> **THE TASK**
Copy out each line of the listing that has the word "this" in it.

> **ENTRIES SUPPLIED**

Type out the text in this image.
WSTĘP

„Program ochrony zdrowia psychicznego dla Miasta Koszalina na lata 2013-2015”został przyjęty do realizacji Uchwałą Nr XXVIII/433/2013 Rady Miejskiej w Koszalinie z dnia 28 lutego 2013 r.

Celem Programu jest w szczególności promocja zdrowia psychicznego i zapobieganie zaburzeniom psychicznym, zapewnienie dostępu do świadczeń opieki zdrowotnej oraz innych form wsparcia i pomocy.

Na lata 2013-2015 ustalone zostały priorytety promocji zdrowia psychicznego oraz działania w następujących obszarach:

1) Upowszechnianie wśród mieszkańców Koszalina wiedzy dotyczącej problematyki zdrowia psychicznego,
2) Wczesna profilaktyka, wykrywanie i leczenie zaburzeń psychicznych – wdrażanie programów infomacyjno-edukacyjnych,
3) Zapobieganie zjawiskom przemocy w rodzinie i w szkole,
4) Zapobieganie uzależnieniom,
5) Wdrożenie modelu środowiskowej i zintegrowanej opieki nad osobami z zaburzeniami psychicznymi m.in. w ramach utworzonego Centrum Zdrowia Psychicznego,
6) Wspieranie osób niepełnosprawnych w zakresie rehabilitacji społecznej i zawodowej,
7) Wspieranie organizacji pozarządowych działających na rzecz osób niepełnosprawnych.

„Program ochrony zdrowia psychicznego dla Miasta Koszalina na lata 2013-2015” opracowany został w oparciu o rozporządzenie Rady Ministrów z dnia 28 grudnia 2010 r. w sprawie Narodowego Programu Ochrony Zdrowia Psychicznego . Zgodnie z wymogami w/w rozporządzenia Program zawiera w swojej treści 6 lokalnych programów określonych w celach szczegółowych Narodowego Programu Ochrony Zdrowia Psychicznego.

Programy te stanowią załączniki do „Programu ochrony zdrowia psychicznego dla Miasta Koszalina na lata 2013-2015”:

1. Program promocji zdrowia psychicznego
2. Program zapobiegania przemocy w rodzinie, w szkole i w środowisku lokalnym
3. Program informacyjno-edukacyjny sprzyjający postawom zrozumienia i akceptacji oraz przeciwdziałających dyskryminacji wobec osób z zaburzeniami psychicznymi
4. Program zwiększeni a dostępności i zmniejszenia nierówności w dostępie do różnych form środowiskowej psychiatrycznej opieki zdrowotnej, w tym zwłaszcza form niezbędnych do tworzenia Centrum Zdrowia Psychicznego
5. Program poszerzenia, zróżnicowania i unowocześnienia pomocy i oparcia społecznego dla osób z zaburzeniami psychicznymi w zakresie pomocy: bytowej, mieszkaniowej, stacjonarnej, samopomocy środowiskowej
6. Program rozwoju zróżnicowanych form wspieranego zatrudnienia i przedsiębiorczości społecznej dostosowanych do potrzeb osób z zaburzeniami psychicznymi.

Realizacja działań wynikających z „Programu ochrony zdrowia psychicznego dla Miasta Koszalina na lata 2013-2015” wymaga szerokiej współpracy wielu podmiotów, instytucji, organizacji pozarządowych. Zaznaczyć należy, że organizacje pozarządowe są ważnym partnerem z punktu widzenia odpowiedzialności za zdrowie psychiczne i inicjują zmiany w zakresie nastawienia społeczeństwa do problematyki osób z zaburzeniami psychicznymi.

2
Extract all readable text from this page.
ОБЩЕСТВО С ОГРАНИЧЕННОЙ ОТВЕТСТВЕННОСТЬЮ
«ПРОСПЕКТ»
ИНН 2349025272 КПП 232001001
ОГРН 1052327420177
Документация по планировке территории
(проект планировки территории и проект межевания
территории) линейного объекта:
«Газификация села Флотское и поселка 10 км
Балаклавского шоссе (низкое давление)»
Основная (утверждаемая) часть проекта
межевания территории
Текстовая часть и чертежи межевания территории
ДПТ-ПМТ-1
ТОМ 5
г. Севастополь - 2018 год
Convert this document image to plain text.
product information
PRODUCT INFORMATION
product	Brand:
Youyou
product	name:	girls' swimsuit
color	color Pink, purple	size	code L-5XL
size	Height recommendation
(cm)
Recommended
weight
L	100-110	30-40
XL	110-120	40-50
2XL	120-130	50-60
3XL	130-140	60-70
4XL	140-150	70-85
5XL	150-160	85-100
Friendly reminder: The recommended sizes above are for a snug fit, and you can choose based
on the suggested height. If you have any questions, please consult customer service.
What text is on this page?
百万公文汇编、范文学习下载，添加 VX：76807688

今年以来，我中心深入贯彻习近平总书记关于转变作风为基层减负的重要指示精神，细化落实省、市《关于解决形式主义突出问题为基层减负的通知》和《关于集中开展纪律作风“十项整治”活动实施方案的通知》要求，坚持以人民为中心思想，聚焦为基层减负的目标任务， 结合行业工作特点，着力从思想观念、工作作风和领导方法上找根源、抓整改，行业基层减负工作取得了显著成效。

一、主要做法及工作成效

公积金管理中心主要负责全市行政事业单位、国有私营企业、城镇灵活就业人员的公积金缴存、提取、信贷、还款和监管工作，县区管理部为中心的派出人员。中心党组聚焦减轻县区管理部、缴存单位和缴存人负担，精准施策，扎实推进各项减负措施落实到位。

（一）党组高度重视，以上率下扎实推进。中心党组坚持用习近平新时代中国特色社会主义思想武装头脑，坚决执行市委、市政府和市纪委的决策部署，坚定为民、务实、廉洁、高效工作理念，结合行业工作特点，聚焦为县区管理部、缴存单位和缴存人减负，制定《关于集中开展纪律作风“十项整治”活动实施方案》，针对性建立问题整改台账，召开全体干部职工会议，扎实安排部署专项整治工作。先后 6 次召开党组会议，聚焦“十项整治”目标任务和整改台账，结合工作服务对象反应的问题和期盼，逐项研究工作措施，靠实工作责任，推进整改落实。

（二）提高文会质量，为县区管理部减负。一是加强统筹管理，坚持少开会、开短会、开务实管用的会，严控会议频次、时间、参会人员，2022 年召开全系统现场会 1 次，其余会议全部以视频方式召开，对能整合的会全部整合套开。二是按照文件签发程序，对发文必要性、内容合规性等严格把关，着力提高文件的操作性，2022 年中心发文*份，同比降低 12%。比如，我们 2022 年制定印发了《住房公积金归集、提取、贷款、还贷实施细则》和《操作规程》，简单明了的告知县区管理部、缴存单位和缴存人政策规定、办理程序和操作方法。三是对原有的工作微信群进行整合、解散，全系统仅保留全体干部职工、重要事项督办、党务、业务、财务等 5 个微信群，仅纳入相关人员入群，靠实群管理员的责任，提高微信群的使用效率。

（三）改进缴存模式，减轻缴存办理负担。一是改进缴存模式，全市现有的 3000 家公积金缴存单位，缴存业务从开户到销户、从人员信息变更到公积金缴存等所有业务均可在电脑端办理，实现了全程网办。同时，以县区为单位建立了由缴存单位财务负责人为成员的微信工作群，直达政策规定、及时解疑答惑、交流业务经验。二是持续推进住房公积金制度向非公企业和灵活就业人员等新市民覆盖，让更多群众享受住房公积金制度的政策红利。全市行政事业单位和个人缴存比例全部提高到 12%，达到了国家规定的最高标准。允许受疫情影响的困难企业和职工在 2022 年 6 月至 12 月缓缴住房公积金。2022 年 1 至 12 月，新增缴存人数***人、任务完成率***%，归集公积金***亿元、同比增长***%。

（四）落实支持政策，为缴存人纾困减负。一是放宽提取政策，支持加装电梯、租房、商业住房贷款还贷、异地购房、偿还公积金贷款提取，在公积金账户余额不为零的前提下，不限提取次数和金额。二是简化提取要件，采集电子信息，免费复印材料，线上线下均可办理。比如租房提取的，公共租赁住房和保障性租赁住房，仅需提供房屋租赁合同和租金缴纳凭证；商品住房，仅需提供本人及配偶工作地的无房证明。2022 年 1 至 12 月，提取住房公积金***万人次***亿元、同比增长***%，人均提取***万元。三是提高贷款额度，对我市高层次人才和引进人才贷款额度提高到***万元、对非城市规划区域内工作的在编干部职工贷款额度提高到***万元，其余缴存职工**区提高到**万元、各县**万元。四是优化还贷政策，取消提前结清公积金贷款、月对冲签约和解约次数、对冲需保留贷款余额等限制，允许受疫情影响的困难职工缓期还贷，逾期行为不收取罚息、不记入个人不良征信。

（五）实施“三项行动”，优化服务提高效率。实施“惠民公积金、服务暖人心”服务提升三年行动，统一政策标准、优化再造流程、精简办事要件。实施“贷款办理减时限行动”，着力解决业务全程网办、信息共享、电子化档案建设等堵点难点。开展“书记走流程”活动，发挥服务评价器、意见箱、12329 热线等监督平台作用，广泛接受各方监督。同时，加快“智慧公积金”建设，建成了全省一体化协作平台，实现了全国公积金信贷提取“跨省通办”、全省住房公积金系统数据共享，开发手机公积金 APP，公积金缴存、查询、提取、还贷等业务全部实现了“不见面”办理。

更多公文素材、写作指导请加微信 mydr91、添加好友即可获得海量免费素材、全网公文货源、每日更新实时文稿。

> **EXERCISE RESPONSE**
Type out the text in this image.
Extract all readable text from this page.
Convert this document image to plain text.
What text is on this page?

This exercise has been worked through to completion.